> [THE REQUEST]: Write out all of the data without omission, exactly as shown.

> [DATA RECORDS]:
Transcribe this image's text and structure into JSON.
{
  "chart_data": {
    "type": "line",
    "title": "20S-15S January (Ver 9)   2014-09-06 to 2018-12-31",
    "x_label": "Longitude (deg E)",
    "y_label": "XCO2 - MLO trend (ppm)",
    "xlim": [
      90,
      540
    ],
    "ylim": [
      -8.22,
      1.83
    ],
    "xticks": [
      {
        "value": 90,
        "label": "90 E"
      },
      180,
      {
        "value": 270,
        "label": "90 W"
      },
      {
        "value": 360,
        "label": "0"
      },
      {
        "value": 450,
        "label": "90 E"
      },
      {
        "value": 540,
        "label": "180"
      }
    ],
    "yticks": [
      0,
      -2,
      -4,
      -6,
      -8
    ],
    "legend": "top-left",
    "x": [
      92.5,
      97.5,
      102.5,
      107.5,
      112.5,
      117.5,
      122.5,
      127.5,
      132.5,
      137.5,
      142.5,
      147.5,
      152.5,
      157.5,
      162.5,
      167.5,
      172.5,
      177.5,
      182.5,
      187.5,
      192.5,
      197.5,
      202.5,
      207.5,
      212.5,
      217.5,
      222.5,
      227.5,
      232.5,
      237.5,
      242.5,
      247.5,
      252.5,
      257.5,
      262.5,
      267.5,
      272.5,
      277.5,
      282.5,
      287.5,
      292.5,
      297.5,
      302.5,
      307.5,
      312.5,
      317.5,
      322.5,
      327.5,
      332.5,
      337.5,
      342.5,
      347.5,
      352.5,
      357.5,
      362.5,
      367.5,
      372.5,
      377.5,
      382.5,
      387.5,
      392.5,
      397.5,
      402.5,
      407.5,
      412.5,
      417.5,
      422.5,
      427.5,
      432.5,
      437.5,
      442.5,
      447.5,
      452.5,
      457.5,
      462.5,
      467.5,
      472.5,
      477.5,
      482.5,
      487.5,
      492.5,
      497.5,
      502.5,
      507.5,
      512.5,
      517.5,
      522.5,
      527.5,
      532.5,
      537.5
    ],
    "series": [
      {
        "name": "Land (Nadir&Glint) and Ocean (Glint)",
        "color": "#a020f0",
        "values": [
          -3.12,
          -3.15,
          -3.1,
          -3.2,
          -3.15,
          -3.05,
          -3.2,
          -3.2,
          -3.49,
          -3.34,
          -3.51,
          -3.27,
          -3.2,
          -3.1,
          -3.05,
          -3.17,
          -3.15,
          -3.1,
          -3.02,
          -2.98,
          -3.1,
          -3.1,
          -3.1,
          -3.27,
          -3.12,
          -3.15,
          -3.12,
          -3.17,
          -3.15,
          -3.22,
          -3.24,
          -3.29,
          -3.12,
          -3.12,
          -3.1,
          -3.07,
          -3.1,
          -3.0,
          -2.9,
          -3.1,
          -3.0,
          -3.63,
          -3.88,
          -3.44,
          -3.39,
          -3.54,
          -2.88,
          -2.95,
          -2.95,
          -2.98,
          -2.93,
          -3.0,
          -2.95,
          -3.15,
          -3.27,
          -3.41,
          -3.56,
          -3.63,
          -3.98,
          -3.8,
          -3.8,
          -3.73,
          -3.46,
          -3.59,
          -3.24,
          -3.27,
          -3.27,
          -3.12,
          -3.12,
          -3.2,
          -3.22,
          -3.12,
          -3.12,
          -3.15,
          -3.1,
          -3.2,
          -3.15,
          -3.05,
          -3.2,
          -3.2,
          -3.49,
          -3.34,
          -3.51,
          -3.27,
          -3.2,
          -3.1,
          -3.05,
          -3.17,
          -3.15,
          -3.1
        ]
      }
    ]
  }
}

> [EXPECTED ANSWER]:
Transcribe this image's text and structure into JSON.
{
  "chart_data": {
    "type": "line",
    "title": "20S-15S January (Ver 9)   2014-09-06 to 2018-12-31",
    "x_label": "Longitude (deg E)",
    "y_label": "XCO2 - MLO trend (ppm)",
    "xlim": [
      90,
      540
    ],
    "ylim": [
      -8.22,
      1.83
    ],
    "xticks": [
      {
        "value": 90,
        "label": "90 E"
      },
      180,
      {
        "value": 270,
        "label": "90 W"
      },
      {
        "value": 360,
        "label": "0"
      },
      {
        "value": 450,
        "label": "90 E"
      },
      {
        "value": 540,
        "label": "180"
      }
    ],
    "yticks": [
      0,
      -2,
      -4,
      -6,
      -8
    ],
    "legend": "top-left",
    "x": [
      92.5,
      97.5,
      102.5,
      107.5,
      112.5,
      117.5,
      122.5,
      127.5,
      132.5,
      137.5,
      142.5,
      147.5,
      152.5,
      157.5,
      162.5,
      167.5,
      172.5,
      177.5,
      182.5,
      187.5,
      192.5,
      197.5,
      202.5,
      207.5,
      212.5,
      217.5,
      222.5,
      227.5,
      232.5,
      237.5,
      242.5,
      247.5,
      252.5,
      257.5,
      262.5,
      267.5,
      272.5,
      277.5,
      282.5,
      287.5,
      292.5,
      297.5,
      302.5,
      307.5,
      312.5,
      317.5,
      322.5,
      327.5,
      332.5,
      337.5,
      342.5,
      347.5,
      352.5,
      357.5,
      362.5,
      367.5,
      372.5,
      377.5,
      382.5,
      387.5,
      392.5,
      397.5,
      402.5,
      407.5,
      412.5,
      417.5,
      422.5,
      427.5,
      432.5,
      437.5,
      442.5,
      447.5,
      452.5,
      457.5,
      462.5,
      467.5,
      472.5,
      477.5,
      482.5,
      487.5,
      492.5,
      497.5,
      502.5,
      507.5,
      512.5,
      517.5,
      522.5,
      527.5,
      532.5,
      537.5
    ],
    "series": [
      {
        "name": "Land (Nadir&Glint) and Ocean (Glint)",
        "color": "#a020f0",
        "values": [
          -3.12,
          -3.15,
          -3.1,
          -3.2,
          -3.15,
          -3.05,
          -3.2,
          -3.2,
          -3.49,
          -3.34,
          -3.51,
          -3.27,
          -3.2,
          -3.1,
          -3.05,
          -3.17,
          -3.15,
          -3.1,
          -3.02,
          -2.98,
          -3.1,
          -3.1,
          -3.1,
          -3.27,
          -3.12,
          -3.15,
          -3.12,
          -3.17,
          -3.15,
          -3.22,
          -3.24,
          -3.29,
          -3.12,
          -3.12,
          -3.1,
          -3.07,
          -3.1,
          -3.0,
          -2.9,
          -3.1,
          -3.0,
          -3.63,
          -3.88,
          -3.44,
          -3.39,
          -3.54,
          -2.88,
          -2.95,
          -2.95,
          -2.98,
          -2.93,
          -3.0,
          -2.95,
          -3.15,
          -3.27,
          -3.41,
          -3.56,
          -3.63,
          -3.98,
          -3.8,
          -3.8,
          -3.73,
          -3.46,
          -3.59,
          -3.24,
          -3.27,
          -3.27,
          -3.12,
          -3.12,
          -3.2,
          -3.22,
          -3.12,
          -3.12,
          -3.15,
          -3.1,
          -3.2,
          -3.15,
          -3.05,
          -3.2,
          -3.2,
          -3.49,
          -3.34,
          -3.51,
          -3.27,
          -3.2,
          -3.1,
          -3.05,
          -3.17,
          -3.15,
          -3.1
        ]
      }
    ]
  }
}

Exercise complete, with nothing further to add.